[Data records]
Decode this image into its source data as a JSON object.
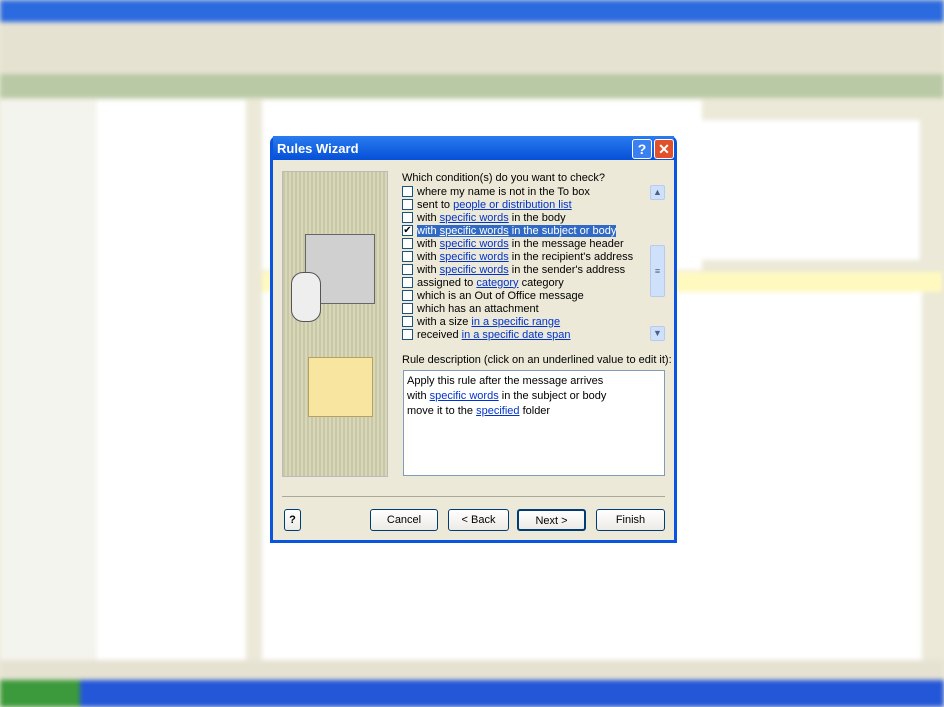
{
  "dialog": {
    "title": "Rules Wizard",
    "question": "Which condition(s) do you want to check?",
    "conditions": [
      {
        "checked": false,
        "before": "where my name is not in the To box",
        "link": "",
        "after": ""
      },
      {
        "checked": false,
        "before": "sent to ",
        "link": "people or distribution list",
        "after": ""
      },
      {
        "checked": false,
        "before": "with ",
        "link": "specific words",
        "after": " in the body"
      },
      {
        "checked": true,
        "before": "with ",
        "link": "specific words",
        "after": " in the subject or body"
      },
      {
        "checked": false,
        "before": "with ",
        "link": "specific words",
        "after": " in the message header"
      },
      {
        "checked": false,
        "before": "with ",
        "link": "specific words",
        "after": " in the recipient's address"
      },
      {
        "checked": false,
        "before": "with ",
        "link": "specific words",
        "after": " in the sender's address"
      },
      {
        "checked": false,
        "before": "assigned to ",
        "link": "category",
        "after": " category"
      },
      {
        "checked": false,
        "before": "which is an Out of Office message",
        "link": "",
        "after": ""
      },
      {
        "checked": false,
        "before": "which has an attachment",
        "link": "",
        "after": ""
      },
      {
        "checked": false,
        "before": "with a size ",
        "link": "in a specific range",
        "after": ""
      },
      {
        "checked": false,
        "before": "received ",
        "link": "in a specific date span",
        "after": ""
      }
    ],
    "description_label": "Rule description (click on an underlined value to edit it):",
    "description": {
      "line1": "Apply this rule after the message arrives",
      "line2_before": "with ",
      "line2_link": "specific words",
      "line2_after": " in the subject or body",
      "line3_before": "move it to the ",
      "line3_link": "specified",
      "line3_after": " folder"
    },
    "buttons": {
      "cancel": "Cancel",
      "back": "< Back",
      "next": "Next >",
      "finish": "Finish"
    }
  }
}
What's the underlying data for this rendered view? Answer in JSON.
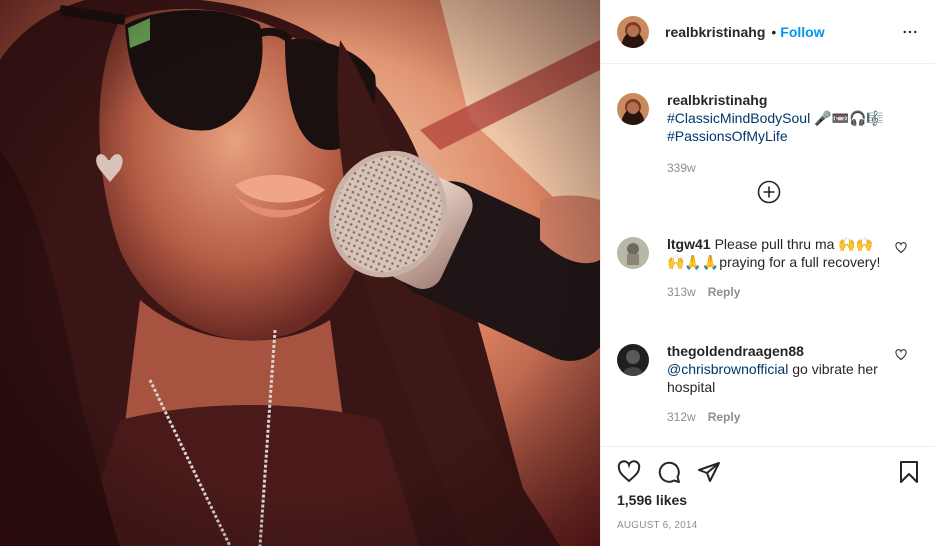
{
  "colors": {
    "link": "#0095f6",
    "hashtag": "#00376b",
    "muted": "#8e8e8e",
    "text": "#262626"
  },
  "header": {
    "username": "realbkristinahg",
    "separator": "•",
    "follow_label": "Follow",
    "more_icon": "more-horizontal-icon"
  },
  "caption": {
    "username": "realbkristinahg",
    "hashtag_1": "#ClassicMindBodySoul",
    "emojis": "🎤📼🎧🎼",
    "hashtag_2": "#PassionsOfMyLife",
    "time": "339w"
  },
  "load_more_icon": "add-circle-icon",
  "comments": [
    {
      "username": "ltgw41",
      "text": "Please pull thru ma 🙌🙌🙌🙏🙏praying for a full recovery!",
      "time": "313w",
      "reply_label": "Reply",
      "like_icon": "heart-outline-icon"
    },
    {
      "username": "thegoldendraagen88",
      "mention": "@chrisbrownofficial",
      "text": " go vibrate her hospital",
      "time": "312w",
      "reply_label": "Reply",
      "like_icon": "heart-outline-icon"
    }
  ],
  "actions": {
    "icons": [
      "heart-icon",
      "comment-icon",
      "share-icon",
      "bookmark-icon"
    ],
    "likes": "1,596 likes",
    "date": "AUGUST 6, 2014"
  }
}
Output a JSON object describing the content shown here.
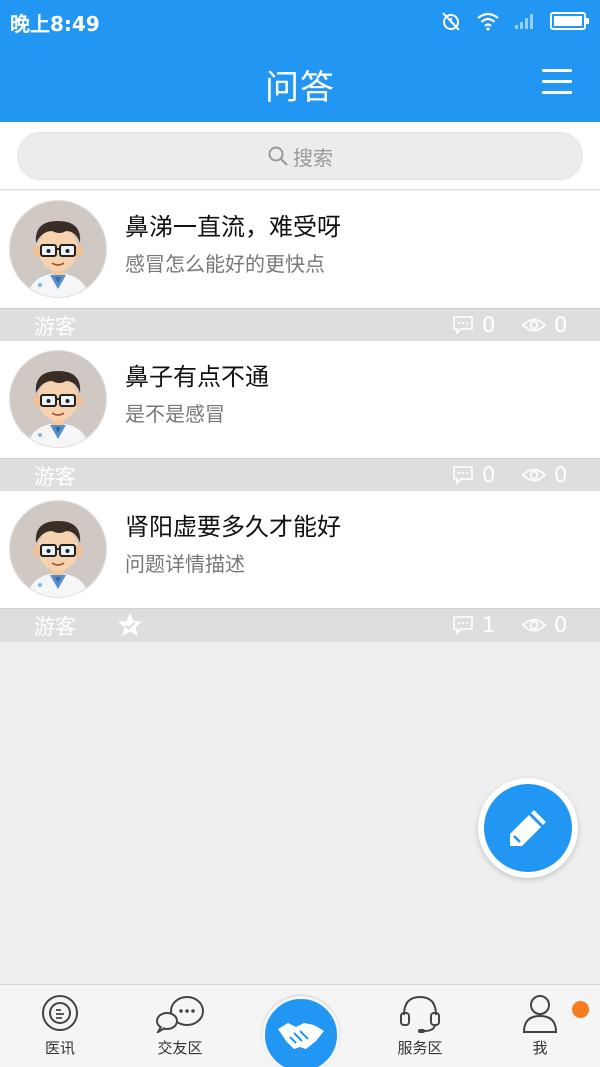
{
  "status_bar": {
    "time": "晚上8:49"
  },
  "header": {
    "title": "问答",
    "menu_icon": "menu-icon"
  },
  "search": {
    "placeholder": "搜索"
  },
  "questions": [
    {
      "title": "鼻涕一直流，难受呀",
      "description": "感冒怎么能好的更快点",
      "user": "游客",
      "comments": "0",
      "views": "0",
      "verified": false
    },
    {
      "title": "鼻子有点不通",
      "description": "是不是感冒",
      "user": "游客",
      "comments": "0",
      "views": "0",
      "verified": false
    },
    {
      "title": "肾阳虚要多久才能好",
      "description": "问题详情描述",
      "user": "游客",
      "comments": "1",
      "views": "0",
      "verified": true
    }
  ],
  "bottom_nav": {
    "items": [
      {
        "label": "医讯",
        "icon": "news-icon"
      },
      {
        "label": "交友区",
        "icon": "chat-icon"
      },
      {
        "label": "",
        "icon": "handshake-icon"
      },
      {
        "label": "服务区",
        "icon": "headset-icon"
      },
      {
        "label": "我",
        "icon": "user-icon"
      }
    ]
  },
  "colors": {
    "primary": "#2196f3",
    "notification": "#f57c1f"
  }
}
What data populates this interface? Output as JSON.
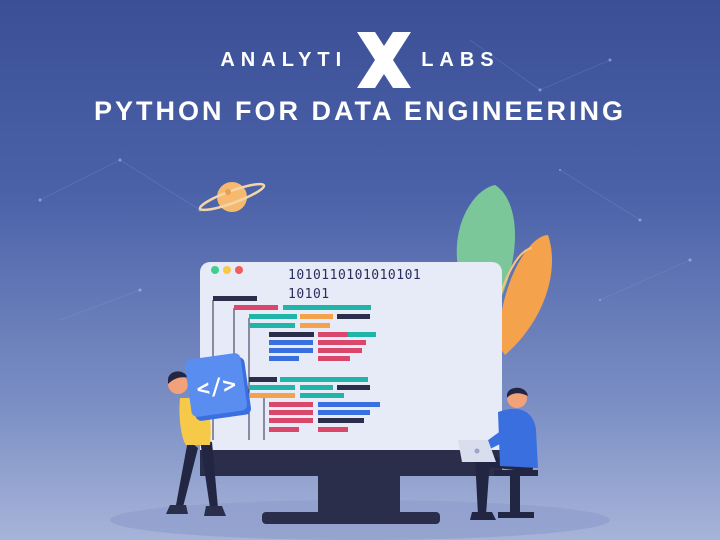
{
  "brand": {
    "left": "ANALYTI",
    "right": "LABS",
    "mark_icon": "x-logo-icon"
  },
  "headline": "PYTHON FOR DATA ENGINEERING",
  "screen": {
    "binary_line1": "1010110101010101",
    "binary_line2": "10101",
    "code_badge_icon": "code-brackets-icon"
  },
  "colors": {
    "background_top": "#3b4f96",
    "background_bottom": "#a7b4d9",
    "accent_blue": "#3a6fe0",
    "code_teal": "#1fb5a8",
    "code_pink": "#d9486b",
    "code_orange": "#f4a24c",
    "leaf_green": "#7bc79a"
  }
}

§ **Aim of the exercise**: Reproduce the whole listing above word for word, but not its pictures.

§ **Final answer**:
Decode this image into its source data as a JSON object.
{
  "dialog": {
    "title": "Rules Wizard",
    "question": "Which condition(s) do you want to check?",
    "conditions": [
      {
        "checked": false,
        "before": "where my name is not in the To box",
        "link": "",
        "after": ""
      },
      {
        "checked": false,
        "before": "sent to ",
        "link": "people or distribution list",
        "after": ""
      },
      {
        "checked": false,
        "before": "with ",
        "link": "specific words",
        "after": " in the body"
      },
      {
        "checked": true,
        "before": "with ",
        "link": "specific words",
        "after": " in the subject or body"
      },
      {
        "checked": false,
        "before": "with ",
        "link": "specific words",
        "after": " in the message header"
      },
      {
        "checked": false,
        "before": "with ",
        "link": "specific words",
        "after": " in the recipient's address"
      },
      {
        "checked": false,
        "before": "with ",
        "link": "specific words",
        "after": " in the sender's address"
      },
      {
        "checked": false,
        "before": "assigned to ",
        "link": "category",
        "after": " category"
      },
      {
        "checked": false,
        "before": "which is an Out of Office message",
        "link": "",
        "after": ""
      },
      {
        "checked": false,
        "before": "which has an attachment",
        "link": "",
        "after": ""
      },
      {
        "checked": false,
        "before": "with a size ",
        "link": "in a specific range",
        "after": ""
      },
      {
        "checked": false,
        "before": "received ",
        "link": "in a specific date span",
        "after": ""
      }
    ],
    "description_label": "Rule description (click on an underlined value to edit it):",
    "description": {
      "line1": "Apply this rule after the message arrives",
      "line2_before": "with ",
      "line2_link": "specific words",
      "line2_after": " in the subject or body",
      "line3_before": "move it to the ",
      "line3_link": "specified",
      "line3_after": " folder"
    },
    "buttons": {
      "cancel": "Cancel",
      "back": "< Back",
      "next": "Next >",
      "finish": "Finish"
    }
  }
}
What's the underlying data for this rendered view? Answer in JSON.
{
  "colors": {
    "link": "#0095f6",
    "hashtag": "#00376b",
    "muted": "#8e8e8e",
    "text": "#262626"
  },
  "header": {
    "username": "realbkristinahg",
    "separator": "•",
    "follow_label": "Follow",
    "more_icon": "more-horizontal-icon"
  },
  "caption": {
    "username": "realbkristinahg",
    "hashtag_1": "#ClassicMindBodySoul",
    "emojis": "🎤📼🎧🎼",
    "hashtag_2": "#PassionsOfMyLife",
    "time": "339w"
  },
  "load_more_icon": "add-circle-icon",
  "comments": [
    {
      "username": "ltgw41",
      "text": "Please pull thru ma 🙌🙌🙌🙏🙏praying for a full recovery!",
      "time": "313w",
      "reply_label": "Reply",
      "like_icon": "heart-outline-icon"
    },
    {
      "username": "thegoldendraagen88",
      "mention": "@chrisbrownofficial",
      "text": " go vibrate her hospital",
      "time": "312w",
      "reply_label": "Reply",
      "like_icon": "heart-outline-icon"
    }
  ],
  "actions": {
    "icons": [
      "heart-icon",
      "comment-icon",
      "share-icon",
      "bookmark-icon"
    ],
    "likes": "1,596 likes",
    "date": "AUGUST 6, 2014"
  }
}
Output a JSON object describing the content shown here.
{
  "status_bar": {
    "time": "晚上8:49"
  },
  "header": {
    "title": "问答",
    "menu_icon": "menu-icon"
  },
  "search": {
    "placeholder": "搜索"
  },
  "questions": [
    {
      "title": "鼻涕一直流，难受呀",
      "description": "感冒怎么能好的更快点",
      "user": "游客",
      "comments": "0",
      "views": "0",
      "verified": false
    },
    {
      "title": "鼻子有点不通",
      "description": "是不是感冒",
      "user": "游客",
      "comments": "0",
      "views": "0",
      "verified": false
    },
    {
      "title": "肾阳虚要多久才能好",
      "description": "问题详情描述",
      "user": "游客",
      "comments": "1",
      "views": "0",
      "verified": true
    }
  ],
  "bottom_nav": {
    "items": [
      {
        "label": "医讯",
        "icon": "news-icon"
      },
      {
        "label": "交友区",
        "icon": "chat-icon"
      },
      {
        "label": "",
        "icon": "handshake-icon"
      },
      {
        "label": "服务区",
        "icon": "headset-icon"
      },
      {
        "label": "我",
        "icon": "user-icon"
      }
    ]
  },
  "colors": {
    "primary": "#2196f3",
    "notification": "#f57c1f"
  }
}
What data populates this interface? Output as JSON.
{
  "brand": {
    "left": "ANALYTI",
    "right": "LABS",
    "mark_icon": "x-logo-icon"
  },
  "headline": "PYTHON FOR DATA ENGINEERING",
  "screen": {
    "binary_line1": "1010110101010101",
    "binary_line2": "10101",
    "code_badge_icon": "code-brackets-icon"
  },
  "colors": {
    "background_top": "#3b4f96",
    "background_bottom": "#a7b4d9",
    "accent_blue": "#3a6fe0",
    "code_teal": "#1fb5a8",
    "code_pink": "#d9486b",
    "code_orange": "#f4a24c",
    "leaf_green": "#7bc79a"
  }
}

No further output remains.